WRITTEN REQUEST:
Take down each entry exactly as written.

MATERIAL FOR THIS EXERCISE:

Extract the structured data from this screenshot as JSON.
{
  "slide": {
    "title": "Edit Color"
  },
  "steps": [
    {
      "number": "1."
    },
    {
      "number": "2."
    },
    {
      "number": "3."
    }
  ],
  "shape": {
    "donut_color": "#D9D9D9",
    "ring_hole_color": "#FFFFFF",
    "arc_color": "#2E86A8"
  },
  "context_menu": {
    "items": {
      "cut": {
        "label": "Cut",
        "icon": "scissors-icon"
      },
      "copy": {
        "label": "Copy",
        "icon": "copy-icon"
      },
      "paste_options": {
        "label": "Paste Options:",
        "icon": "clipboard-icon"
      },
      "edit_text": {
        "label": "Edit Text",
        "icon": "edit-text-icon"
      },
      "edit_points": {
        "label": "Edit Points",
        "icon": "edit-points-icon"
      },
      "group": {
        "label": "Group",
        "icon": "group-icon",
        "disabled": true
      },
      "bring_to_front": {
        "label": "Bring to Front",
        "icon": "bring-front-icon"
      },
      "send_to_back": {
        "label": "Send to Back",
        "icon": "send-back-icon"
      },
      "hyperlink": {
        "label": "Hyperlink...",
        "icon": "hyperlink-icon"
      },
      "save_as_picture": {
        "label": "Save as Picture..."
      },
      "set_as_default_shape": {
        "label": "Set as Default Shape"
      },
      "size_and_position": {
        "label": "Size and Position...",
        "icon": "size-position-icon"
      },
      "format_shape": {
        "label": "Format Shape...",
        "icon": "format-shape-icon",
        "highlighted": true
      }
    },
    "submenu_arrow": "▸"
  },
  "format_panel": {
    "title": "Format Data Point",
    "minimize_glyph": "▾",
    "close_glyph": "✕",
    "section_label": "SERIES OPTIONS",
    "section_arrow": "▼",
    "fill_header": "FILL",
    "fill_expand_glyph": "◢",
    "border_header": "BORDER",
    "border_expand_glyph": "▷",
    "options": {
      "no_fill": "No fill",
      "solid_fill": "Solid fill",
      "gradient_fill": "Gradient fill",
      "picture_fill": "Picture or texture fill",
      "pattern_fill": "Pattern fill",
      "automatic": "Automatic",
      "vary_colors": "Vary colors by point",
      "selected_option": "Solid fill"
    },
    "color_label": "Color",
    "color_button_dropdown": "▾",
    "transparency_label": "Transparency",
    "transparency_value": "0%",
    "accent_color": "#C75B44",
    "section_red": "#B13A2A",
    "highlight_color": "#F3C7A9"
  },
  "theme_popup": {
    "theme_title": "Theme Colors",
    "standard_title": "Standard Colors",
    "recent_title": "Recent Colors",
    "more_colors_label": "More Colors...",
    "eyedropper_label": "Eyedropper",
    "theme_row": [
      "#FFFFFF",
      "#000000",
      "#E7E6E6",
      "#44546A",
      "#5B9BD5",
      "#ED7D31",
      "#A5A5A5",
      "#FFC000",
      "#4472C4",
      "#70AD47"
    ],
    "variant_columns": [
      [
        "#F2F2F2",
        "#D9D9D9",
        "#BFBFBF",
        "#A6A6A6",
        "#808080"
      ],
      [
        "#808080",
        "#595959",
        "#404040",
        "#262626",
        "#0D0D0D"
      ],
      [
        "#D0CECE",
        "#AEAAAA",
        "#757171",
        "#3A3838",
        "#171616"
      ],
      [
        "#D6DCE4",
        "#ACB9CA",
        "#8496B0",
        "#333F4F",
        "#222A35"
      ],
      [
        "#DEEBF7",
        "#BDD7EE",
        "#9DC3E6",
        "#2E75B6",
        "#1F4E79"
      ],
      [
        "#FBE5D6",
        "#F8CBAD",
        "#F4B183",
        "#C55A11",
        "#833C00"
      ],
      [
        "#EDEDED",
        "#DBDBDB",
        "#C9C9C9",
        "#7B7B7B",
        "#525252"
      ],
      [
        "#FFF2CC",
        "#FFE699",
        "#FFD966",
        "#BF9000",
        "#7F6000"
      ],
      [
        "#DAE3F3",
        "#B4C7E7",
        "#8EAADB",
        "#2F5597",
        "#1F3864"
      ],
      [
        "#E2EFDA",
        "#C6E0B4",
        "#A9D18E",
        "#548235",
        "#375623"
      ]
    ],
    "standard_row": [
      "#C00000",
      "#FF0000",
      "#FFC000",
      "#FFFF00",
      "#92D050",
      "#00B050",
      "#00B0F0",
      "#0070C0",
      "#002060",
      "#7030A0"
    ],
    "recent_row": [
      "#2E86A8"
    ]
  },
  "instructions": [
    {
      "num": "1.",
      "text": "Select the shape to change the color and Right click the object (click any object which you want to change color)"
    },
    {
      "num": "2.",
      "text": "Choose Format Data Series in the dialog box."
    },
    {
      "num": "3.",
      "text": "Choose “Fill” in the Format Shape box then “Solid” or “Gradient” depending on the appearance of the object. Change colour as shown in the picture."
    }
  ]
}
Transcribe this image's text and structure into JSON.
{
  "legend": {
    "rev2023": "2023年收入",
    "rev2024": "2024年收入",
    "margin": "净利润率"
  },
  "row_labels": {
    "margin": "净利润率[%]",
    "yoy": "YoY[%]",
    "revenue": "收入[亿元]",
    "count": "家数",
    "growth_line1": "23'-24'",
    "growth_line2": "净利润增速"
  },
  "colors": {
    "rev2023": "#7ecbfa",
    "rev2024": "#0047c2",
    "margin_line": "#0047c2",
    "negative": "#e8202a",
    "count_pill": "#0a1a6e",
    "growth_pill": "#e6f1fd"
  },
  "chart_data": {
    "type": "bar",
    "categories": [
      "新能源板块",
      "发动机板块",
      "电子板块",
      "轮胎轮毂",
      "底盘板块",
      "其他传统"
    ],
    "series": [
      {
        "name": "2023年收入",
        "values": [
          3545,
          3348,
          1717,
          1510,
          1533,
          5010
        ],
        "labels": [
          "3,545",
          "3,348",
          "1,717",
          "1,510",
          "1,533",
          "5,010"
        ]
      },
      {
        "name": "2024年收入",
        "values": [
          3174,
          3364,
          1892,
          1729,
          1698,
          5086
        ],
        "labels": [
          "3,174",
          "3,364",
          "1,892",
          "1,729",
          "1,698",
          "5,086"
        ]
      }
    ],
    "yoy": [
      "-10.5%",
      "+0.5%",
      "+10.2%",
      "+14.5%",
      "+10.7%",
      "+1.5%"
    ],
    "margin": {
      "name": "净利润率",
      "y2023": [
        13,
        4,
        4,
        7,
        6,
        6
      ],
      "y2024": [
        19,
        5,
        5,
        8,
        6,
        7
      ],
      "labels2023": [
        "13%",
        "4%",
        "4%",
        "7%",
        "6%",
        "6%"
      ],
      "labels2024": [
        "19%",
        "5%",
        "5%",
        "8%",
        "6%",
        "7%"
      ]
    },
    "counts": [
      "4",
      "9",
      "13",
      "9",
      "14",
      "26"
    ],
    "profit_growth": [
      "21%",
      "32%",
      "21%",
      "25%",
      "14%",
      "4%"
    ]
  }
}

OUTPUT OF THE EXERCISE:
Extract the structured data from this screenshot as JSON.
{
  "slide": {
    "title": "Edit Color"
  },
  "steps": [
    {
      "number": "1."
    },
    {
      "number": "2."
    },
    {
      "number": "3."
    }
  ],
  "shape": {
    "donut_color": "#D9D9D9",
    "ring_hole_color": "#FFFFFF",
    "arc_color": "#2E86A8"
  },
  "context_menu": {
    "items": {
      "cut": {
        "label": "Cut",
        "icon": "scissors-icon"
      },
      "copy": {
        "label": "Copy",
        "icon": "copy-icon"
      },
      "paste_options": {
        "label": "Paste Options:",
        "icon": "clipboard-icon"
      },
      "edit_text": {
        "label": "Edit Text",
        "icon": "edit-text-icon"
      },
      "edit_points": {
        "label": "Edit Points",
        "icon": "edit-points-icon"
      },
      "group": {
        "label": "Group",
        "icon": "group-icon",
        "disabled": true
      },
      "bring_to_front": {
        "label": "Bring to Front",
        "icon": "bring-front-icon"
      },
      "send_to_back": {
        "label": "Send to Back",
        "icon": "send-back-icon"
      },
      "hyperlink": {
        "label": "Hyperlink...",
        "icon": "hyperlink-icon"
      },
      "save_as_picture": {
        "label": "Save as Picture..."
      },
      "set_as_default_shape": {
        "label": "Set as Default Shape"
      },
      "size_and_position": {
        "label": "Size and Position...",
        "icon": "size-position-icon"
      },
      "format_shape": {
        "label": "Format Shape...",
        "icon": "format-shape-icon",
        "highlighted": true
      }
    },
    "submenu_arrow": "▸"
  },
  "format_panel": {
    "title": "Format Data Point",
    "minimize_glyph": "▾",
    "close_glyph": "✕",
    "section_label": "SERIES OPTIONS",
    "section_arrow": "▼",
    "fill_header": "FILL",
    "fill_expand_glyph": "◢",
    "border_header": "BORDER",
    "border_expand_glyph": "▷",
    "options": {
      "no_fill": "No fill",
      "solid_fill": "Solid fill",
      "gradient_fill": "Gradient fill",
      "picture_fill": "Picture or texture fill",
      "pattern_fill": "Pattern fill",
      "automatic": "Automatic",
      "vary_colors": "Vary colors by point",
      "selected_option": "Solid fill"
    },
    "color_label": "Color",
    "color_button_dropdown": "▾",
    "transparency_label": "Transparency",
    "transparency_value": "0%",
    "accent_color": "#C75B44",
    "section_red": "#B13A2A",
    "highlight_color": "#F3C7A9"
  },
  "theme_popup": {
    "theme_title": "Theme Colors",
    "standard_title": "Standard Colors",
    "recent_title": "Recent Colors",
    "more_colors_label": "More Colors...",
    "eyedropper_label": "Eyedropper",
    "theme_row": [
      "#FFFFFF",
      "#000000",
      "#E7E6E6",
      "#44546A",
      "#5B9BD5",
      "#ED7D31",
      "#A5A5A5",
      "#FFC000",
      "#4472C4",
      "#70AD47"
    ],
    "variant_columns": [
      [
        "#F2F2F2",
        "#D9D9D9",
        "#BFBFBF",
        "#A6A6A6",
        "#808080"
      ],
      [
        "#808080",
        "#595959",
        "#404040",
        "#262626",
        "#0D0D0D"
      ],
      [
        "#D0CECE",
        "#AEAAAA",
        "#757171",
        "#3A3838",
        "#171616"
      ],
      [
        "#D6DCE4",
        "#ACB9CA",
        "#8496B0",
        "#333F4F",
        "#222A35"
      ],
      [
        "#DEEBF7",
        "#BDD7EE",
        "#9DC3E6",
        "#2E75B6",
        "#1F4E79"
      ],
      [
        "#FBE5D6",
        "#F8CBAD",
        "#F4B183",
        "#C55A11",
        "#833C00"
      ],
      [
        "#EDEDED",
        "#DBDBDB",
        "#C9C9C9",
        "#7B7B7B",
        "#525252"
      ],
      [
        "#FFF2CC",
        "#FFE699",
        "#FFD966",
        "#BF9000",
        "#7F6000"
      ],
      [
        "#DAE3F3",
        "#B4C7E7",
        "#8EAADB",
        "#2F5597",
        "#1F3864"
      ],
      [
        "#E2EFDA",
        "#C6E0B4",
        "#A9D18E",
        "#548235",
        "#375623"
      ]
    ],
    "standard_row": [
      "#C00000",
      "#FF0000",
      "#FFC000",
      "#FFFF00",
      "#92D050",
      "#00B050",
      "#00B0F0",
      "#0070C0",
      "#002060",
      "#7030A0"
    ],
    "recent_row": [
      "#2E86A8"
    ]
  },
  "instructions": [
    {
      "num": "1.",
      "text": "Select the shape to change the color and Right click the object (click any object which you want to change color)"
    },
    {
      "num": "2.",
      "text": "Choose Format Data Series in the dialog box."
    },
    {
      "num": "3.",
      "text": "Choose “Fill” in the Format Shape box then “Solid” or “Gradient” depending on the appearance of the object. Change colour as shown in the picture."
    }
  ]
}
Transcribe this image's text and structure into JSON.
{
  "legend": {
    "rev2023": "2023年收入",
    "rev2024": "2024年收入",
    "margin": "净利润率"
  },
  "row_labels": {
    "margin": "净利润率[%]",
    "yoy": "YoY[%]",
    "revenue": "收入[亿元]",
    "count": "家数",
    "growth_line1": "23'-24'",
    "growth_line2": "净利润增速"
  },
  "colors": {
    "rev2023": "#7ecbfa",
    "rev2024": "#0047c2",
    "margin_line": "#0047c2",
    "negative": "#e8202a",
    "count_pill": "#0a1a6e",
    "growth_pill": "#e6f1fd"
  },
  "chart_data": {
    "type": "bar",
    "categories": [
      "新能源板块",
      "发动机板块",
      "电子板块",
      "轮胎轮毂",
      "底盘板块",
      "其他传统"
    ],
    "series": [
      {
        "name": "2023年收入",
        "values": [
          3545,
          3348,
          1717,
          1510,
          1533,
          5010
        ],
        "labels": [
          "3,545",
          "3,348",
          "1,717",
          "1,510",
          "1,533",
          "5,010"
        ]
      },
      {
        "name": "2024年收入",
        "values": [
          3174,
          3364,
          1892,
          1729,
          1698,
          5086
        ],
        "labels": [
          "3,174",
          "3,364",
          "1,892",
          "1,729",
          "1,698",
          "5,086"
        ]
      }
    ],
    "yoy": [
      "-10.5%",
      "+0.5%",
      "+10.2%",
      "+14.5%",
      "+10.7%",
      "+1.5%"
    ],
    "margin": {
      "name": "净利润率",
      "y2023": [
        13,
        4,
        4,
        7,
        6,
        6
      ],
      "y2024": [
        19,
        5,
        5,
        8,
        6,
        7
      ],
      "labels2023": [
        "13%",
        "4%",
        "4%",
        "7%",
        "6%",
        "6%"
      ],
      "labels2024": [
        "19%",
        "5%",
        "5%",
        "8%",
        "6%",
        "7%"
      ]
    },
    "counts": [
      "4",
      "9",
      "13",
      "9",
      "14",
      "26"
    ],
    "profit_growth": [
      "21%",
      "32%",
      "21%",
      "25%",
      "14%",
      "4%"
    ]
  }
}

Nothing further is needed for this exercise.